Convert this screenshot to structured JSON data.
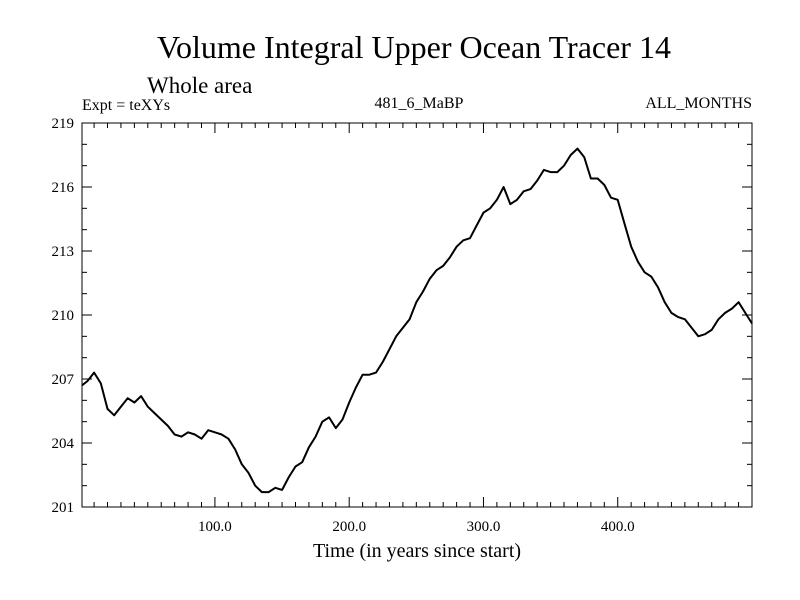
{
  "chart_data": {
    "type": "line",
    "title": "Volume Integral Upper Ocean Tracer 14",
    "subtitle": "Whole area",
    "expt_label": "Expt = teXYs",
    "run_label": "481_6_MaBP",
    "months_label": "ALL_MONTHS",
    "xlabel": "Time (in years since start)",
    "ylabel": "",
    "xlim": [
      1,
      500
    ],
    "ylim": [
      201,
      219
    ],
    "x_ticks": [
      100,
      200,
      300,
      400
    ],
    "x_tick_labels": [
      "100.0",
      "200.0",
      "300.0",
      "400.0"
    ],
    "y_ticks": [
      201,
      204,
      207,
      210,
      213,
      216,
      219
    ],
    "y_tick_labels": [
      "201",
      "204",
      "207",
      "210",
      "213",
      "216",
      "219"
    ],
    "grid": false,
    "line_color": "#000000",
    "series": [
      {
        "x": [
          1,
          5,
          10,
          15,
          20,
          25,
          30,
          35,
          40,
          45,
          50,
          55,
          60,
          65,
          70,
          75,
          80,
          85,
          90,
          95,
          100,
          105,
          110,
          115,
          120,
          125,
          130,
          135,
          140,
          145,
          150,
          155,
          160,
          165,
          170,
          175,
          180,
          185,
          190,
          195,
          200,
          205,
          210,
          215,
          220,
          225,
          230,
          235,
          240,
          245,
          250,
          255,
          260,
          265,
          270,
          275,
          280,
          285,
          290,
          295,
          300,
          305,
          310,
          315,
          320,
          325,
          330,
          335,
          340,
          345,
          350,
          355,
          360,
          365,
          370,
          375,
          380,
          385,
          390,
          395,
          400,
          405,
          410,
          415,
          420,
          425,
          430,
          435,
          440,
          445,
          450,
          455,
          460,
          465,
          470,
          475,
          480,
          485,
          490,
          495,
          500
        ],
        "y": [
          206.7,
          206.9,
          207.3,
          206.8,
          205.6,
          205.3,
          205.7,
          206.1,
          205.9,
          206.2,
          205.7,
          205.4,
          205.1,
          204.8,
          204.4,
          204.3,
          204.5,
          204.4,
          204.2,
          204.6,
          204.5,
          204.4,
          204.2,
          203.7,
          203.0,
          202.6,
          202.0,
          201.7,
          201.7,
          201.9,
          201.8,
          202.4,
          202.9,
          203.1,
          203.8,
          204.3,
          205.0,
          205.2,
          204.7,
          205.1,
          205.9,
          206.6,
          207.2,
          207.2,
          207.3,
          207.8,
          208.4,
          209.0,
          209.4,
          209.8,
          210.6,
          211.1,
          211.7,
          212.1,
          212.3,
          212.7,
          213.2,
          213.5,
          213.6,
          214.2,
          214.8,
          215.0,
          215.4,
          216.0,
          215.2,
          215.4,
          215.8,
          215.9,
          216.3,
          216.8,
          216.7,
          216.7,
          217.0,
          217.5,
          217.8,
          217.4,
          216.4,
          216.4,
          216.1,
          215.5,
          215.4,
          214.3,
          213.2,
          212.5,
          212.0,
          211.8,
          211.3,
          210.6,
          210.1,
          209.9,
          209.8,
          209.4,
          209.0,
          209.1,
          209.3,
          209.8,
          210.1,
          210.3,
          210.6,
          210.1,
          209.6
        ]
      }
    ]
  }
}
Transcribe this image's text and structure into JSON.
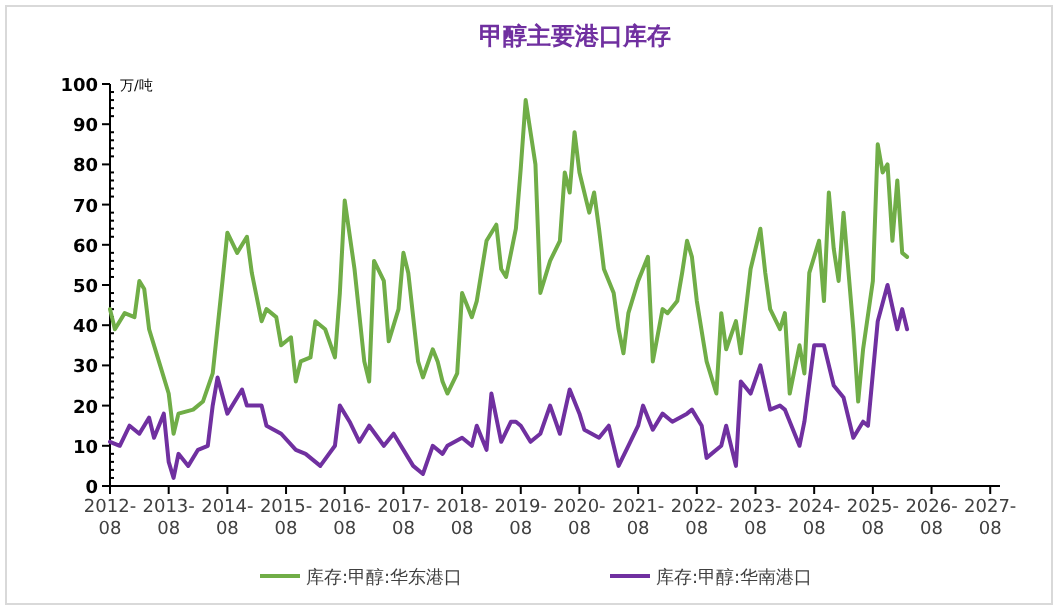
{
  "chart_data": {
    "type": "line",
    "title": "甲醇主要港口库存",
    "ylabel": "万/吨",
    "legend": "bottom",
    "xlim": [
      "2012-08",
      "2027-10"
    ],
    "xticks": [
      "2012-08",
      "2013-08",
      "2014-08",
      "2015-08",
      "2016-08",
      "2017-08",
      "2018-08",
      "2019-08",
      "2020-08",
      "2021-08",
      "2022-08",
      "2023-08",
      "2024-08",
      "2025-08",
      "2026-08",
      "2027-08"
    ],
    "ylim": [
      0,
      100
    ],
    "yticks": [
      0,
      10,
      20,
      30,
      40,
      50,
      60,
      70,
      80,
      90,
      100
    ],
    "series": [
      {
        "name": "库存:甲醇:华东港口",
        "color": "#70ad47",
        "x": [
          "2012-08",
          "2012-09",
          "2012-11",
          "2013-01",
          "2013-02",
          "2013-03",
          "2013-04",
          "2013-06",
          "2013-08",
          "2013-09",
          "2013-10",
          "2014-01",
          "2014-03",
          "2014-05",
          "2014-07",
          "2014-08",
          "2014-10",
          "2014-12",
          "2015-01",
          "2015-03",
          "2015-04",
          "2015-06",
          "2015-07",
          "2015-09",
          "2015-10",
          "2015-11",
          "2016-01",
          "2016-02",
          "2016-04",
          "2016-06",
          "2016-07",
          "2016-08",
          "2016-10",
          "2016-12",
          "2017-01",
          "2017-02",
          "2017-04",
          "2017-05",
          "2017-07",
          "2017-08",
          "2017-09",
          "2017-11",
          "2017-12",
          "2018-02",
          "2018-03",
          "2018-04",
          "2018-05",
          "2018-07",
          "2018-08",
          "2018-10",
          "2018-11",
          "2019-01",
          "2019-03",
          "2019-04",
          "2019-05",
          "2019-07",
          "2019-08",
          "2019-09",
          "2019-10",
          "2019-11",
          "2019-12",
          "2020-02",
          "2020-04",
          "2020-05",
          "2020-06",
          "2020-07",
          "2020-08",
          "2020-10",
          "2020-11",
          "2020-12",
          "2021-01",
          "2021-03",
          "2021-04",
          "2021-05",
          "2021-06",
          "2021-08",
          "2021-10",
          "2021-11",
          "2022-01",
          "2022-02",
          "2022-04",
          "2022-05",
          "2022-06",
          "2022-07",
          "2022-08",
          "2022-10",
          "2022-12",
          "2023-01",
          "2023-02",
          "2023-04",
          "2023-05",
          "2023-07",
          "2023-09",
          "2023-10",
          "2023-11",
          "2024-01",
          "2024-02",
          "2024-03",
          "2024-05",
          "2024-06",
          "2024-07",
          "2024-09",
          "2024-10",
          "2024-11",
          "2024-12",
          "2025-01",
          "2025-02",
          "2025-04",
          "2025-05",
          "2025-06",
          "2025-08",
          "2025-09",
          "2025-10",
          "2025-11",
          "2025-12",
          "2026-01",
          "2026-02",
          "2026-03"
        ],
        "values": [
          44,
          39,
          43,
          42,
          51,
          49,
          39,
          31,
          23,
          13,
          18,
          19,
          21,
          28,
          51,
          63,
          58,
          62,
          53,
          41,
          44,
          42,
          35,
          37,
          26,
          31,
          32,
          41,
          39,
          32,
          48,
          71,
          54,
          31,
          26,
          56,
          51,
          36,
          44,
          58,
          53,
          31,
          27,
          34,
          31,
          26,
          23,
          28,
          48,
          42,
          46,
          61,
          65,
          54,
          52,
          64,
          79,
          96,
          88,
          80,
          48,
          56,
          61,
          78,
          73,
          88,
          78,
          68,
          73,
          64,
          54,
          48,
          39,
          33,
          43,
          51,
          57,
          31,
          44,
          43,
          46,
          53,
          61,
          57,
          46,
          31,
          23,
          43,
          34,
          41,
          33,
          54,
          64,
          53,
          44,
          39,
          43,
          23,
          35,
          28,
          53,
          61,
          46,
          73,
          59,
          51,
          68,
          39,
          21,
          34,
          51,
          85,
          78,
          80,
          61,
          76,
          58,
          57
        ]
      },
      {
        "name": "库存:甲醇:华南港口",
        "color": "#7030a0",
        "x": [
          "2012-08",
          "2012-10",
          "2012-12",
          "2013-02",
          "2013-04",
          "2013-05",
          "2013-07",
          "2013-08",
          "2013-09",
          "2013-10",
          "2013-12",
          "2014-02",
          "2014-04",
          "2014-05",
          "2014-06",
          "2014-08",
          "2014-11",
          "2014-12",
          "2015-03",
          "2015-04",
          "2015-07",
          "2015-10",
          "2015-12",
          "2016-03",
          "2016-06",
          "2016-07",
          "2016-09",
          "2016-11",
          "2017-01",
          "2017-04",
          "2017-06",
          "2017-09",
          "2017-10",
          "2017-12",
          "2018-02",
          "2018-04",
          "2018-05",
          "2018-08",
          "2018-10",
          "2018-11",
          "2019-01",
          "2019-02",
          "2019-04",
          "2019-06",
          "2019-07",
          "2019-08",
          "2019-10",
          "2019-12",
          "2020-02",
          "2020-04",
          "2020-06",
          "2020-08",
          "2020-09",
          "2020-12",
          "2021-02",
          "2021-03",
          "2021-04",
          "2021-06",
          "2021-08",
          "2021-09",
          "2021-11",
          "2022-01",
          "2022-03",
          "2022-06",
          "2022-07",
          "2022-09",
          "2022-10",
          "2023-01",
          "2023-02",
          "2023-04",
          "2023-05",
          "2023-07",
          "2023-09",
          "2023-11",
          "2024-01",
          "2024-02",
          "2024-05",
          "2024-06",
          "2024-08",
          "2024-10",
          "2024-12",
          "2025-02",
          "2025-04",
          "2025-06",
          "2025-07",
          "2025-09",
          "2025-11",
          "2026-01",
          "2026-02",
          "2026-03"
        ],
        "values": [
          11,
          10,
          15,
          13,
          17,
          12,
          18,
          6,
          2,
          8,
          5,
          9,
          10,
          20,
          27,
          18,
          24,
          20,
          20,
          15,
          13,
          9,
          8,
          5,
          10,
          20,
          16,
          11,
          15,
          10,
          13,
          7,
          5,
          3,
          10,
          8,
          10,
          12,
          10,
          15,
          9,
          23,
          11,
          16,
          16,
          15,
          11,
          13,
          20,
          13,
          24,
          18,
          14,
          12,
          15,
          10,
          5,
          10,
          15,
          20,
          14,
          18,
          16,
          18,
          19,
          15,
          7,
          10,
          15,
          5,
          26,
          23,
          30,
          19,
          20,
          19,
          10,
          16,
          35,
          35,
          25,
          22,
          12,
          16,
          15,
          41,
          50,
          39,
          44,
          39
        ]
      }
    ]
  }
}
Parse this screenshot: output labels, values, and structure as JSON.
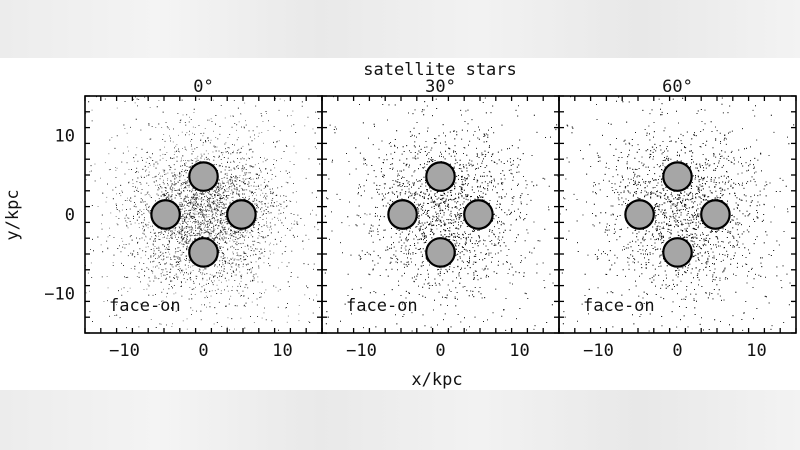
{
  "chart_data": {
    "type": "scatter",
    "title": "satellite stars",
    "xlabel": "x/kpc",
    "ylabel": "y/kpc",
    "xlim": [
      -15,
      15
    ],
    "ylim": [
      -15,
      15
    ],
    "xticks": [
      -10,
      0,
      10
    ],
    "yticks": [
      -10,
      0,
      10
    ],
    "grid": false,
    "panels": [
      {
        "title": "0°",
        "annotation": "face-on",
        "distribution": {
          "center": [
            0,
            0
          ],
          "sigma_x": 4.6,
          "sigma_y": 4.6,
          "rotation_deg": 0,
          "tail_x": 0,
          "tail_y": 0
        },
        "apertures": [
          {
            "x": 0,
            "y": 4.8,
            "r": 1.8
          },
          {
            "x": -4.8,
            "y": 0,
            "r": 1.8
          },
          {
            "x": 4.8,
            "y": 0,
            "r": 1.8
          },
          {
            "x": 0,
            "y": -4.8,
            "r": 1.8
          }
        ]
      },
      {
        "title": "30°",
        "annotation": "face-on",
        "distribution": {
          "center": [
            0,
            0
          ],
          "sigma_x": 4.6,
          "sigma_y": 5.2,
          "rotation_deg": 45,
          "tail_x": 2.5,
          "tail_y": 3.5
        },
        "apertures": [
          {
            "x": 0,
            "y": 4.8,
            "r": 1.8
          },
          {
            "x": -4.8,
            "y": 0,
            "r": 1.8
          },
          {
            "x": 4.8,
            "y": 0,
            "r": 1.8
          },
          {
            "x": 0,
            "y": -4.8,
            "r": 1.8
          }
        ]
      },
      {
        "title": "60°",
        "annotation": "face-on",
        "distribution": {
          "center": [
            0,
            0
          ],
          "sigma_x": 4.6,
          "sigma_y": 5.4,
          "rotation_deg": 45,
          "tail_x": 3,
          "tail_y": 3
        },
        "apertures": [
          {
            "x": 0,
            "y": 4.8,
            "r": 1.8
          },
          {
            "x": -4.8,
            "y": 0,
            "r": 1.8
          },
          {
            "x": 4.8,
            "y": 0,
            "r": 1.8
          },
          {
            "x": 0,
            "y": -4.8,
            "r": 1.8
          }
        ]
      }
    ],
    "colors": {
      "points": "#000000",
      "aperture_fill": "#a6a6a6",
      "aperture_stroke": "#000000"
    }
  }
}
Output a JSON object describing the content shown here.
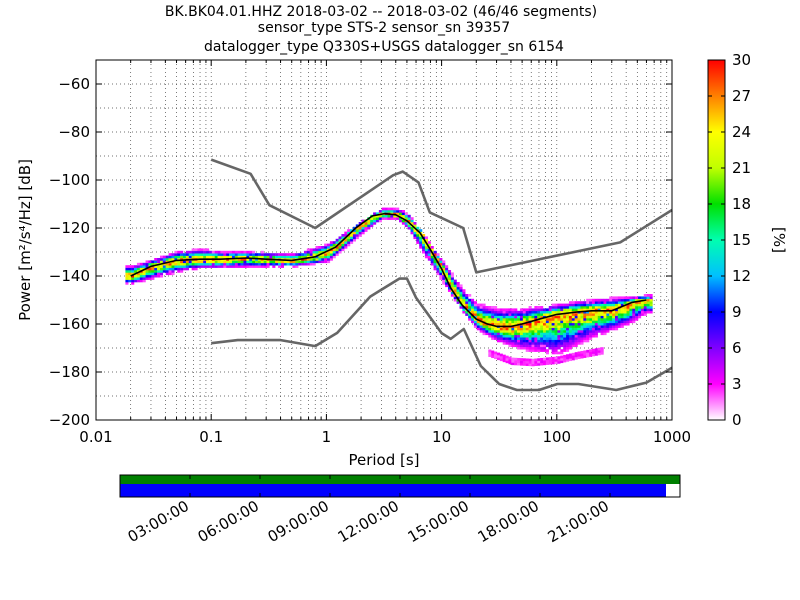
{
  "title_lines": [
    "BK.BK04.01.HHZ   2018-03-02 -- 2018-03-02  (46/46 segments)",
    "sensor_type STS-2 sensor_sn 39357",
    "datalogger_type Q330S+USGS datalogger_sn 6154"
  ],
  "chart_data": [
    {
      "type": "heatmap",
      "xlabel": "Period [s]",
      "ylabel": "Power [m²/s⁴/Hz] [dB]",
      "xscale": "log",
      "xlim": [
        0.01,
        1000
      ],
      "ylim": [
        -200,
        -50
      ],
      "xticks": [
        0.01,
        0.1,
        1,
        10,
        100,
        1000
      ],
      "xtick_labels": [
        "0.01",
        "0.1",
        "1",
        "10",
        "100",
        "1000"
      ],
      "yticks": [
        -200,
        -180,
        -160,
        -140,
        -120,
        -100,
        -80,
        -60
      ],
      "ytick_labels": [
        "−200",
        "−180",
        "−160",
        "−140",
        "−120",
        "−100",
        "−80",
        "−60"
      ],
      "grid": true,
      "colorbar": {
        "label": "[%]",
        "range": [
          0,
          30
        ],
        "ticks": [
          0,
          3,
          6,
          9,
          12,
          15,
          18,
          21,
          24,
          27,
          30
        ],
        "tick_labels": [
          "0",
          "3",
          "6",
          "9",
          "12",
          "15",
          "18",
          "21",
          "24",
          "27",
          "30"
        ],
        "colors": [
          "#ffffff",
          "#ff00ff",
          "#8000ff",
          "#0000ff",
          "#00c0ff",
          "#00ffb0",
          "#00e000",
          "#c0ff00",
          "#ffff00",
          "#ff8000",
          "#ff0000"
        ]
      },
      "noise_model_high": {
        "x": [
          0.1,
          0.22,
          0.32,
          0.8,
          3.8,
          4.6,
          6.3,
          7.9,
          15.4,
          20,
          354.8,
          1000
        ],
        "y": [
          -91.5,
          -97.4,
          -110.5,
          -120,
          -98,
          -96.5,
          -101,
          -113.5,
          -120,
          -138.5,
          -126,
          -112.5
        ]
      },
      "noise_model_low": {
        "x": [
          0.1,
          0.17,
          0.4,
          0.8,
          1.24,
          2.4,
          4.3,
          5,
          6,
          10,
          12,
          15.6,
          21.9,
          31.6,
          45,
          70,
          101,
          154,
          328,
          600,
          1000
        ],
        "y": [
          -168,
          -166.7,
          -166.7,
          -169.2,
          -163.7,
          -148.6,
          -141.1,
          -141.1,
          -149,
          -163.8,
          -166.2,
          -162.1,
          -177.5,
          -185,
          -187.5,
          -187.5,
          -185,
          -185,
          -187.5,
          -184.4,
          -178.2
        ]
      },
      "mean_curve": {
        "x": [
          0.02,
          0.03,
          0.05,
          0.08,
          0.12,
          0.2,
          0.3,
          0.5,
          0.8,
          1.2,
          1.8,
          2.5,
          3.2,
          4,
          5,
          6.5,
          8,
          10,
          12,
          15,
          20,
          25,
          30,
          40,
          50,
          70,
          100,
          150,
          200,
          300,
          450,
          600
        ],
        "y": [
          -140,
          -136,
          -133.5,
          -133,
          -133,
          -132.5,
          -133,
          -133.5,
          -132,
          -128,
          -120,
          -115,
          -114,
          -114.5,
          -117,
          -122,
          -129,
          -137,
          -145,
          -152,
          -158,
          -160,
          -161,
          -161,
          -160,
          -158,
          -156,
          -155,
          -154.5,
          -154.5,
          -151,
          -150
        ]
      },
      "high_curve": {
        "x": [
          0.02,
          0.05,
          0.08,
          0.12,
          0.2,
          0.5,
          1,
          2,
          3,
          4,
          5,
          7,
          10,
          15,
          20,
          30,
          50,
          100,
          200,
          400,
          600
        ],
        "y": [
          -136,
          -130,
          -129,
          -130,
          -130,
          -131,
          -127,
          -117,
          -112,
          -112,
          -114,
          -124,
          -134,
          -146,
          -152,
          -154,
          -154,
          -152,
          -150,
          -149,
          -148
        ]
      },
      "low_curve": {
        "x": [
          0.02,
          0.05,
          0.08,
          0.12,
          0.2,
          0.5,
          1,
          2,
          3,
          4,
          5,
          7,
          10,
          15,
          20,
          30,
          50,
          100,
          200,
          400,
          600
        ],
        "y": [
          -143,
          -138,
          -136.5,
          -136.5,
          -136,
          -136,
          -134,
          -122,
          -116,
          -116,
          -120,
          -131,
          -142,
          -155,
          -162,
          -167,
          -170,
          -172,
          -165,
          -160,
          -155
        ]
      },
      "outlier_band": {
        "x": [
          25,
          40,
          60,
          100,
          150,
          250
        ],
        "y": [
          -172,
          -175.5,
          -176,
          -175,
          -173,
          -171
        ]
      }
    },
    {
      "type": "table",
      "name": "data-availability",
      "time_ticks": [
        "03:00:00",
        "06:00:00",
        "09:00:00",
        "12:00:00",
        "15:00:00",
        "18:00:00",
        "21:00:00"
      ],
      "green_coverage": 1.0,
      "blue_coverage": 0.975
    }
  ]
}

What this task involves: Among the lines of the data, identify those with the word "JSON". Copy each of them.

Expected answer:
Convert this screenshot to structured JSON data.
Transcribe this image's text and structure into JSON.
Parse this screenshot: output labels, values, and structure as JSON.
Output a JSON object describing the content shown here.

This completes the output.